### EXERCISE MATERIALS
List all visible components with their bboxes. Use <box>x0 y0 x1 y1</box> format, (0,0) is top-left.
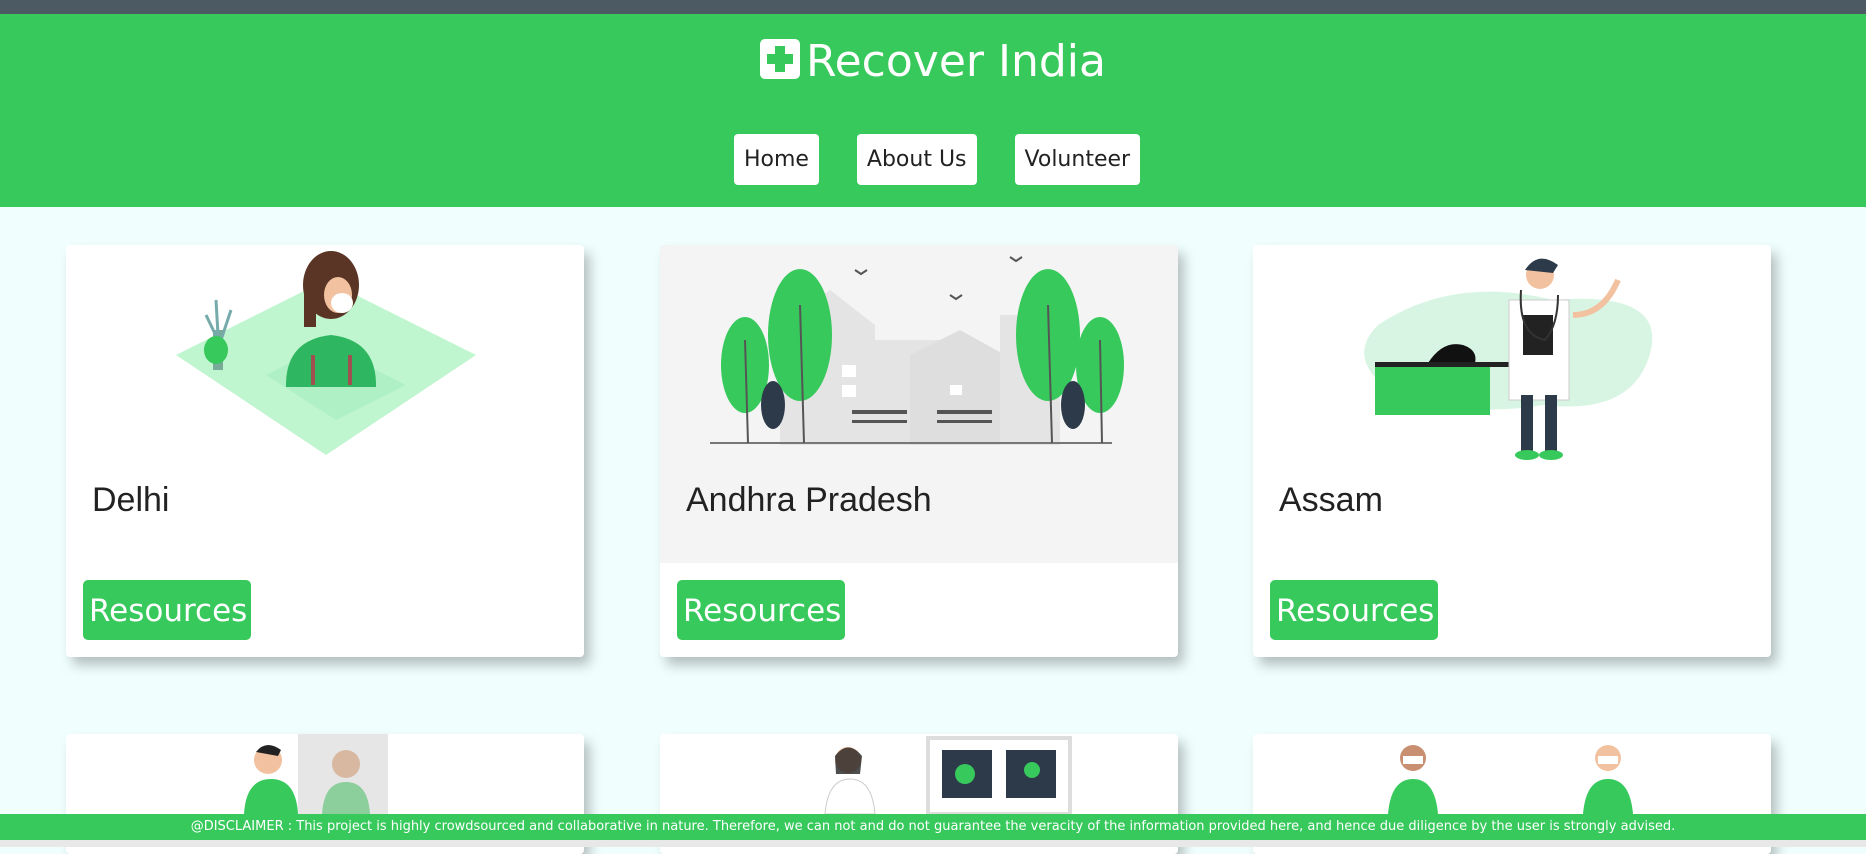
site-title: Recover India <box>806 36 1106 87</box>
nav-volunteer-button[interactable]: Volunteer <box>1014 134 1141 185</box>
resources-button[interactable]: Resources <box>83 580 251 640</box>
site-brand[interactable]: Recover India <box>0 36 1866 87</box>
card-state-name: Assam <box>1279 481 1383 519</box>
nav-about-us-button[interactable]: About Us <box>856 134 977 185</box>
bottom-strip <box>0 840 1866 847</box>
nav-home-button[interactable]: Home <box>733 134 819 185</box>
person-with-mask-illustration <box>176 251 476 455</box>
doctor-illustration <box>1364 258 1653 460</box>
hospital-plus-icon <box>760 39 801 79</box>
city-park-illustration <box>710 256 1124 445</box>
resources-button[interactable]: Resources <box>677 580 845 640</box>
main-nav: Home About Us Volunteer <box>0 134 1866 185</box>
resources-button[interactable]: Resources <box>1270 580 1438 640</box>
site-header: Recover India Home About Us Volunteer <box>0 14 1866 207</box>
state-card-assam: Assam Resources <box>1253 245 1771 657</box>
disclaimer-banner: @DISCLAIMER : This project is highly cro… <box>0 814 1866 840</box>
state-card-andhra-pradesh: Andhra Pradesh Resources <box>660 245 1178 657</box>
state-card-delhi: Delhi Resources <box>66 245 584 657</box>
card-state-name: Andhra Pradesh <box>686 481 932 519</box>
window-top-bar <box>0 0 1866 14</box>
card-state-name: Delhi <box>92 481 170 519</box>
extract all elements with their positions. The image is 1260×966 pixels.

### DIRECTIVE
Reproduce every line of the entries above word for word, omitting the pictures.

### ANSWER TO THIS PROBLEM
List all visible components with their bboxes. Use <box>x0 y0 x1 y1</box> format, (0,0) is top-left.
site-title: Recover India <box>806 36 1106 87</box>
nav-volunteer-button[interactable]: Volunteer <box>1014 134 1141 185</box>
resources-button[interactable]: Resources <box>83 580 251 640</box>
site-brand[interactable]: Recover India <box>0 36 1866 87</box>
card-state-name: Assam <box>1279 481 1383 519</box>
nav-about-us-button[interactable]: About Us <box>856 134 977 185</box>
bottom-strip <box>0 840 1866 847</box>
nav-home-button[interactable]: Home <box>733 134 819 185</box>
person-with-mask-illustration <box>176 251 476 455</box>
doctor-illustration <box>1364 258 1653 460</box>
hospital-plus-icon <box>760 39 801 79</box>
city-park-illustration <box>710 256 1124 445</box>
resources-button[interactable]: Resources <box>677 580 845 640</box>
main-nav: Home About Us Volunteer <box>0 134 1866 185</box>
resources-button[interactable]: Resources <box>1270 580 1438 640</box>
site-header: Recover India Home About Us Volunteer <box>0 14 1866 207</box>
state-card-assam: Assam Resources <box>1253 245 1771 657</box>
disclaimer-banner: @DISCLAIMER : This project is highly cro… <box>0 814 1866 840</box>
state-card-andhra-pradesh: Andhra Pradesh Resources <box>660 245 1178 657</box>
state-card-delhi: Delhi Resources <box>66 245 584 657</box>
card-state-name: Andhra Pradesh <box>686 481 932 519</box>
window-top-bar <box>0 0 1866 14</box>
card-state-name: Delhi <box>92 481 170 519</box>
extract all elements with their positions. The image is 1260×966 pixels.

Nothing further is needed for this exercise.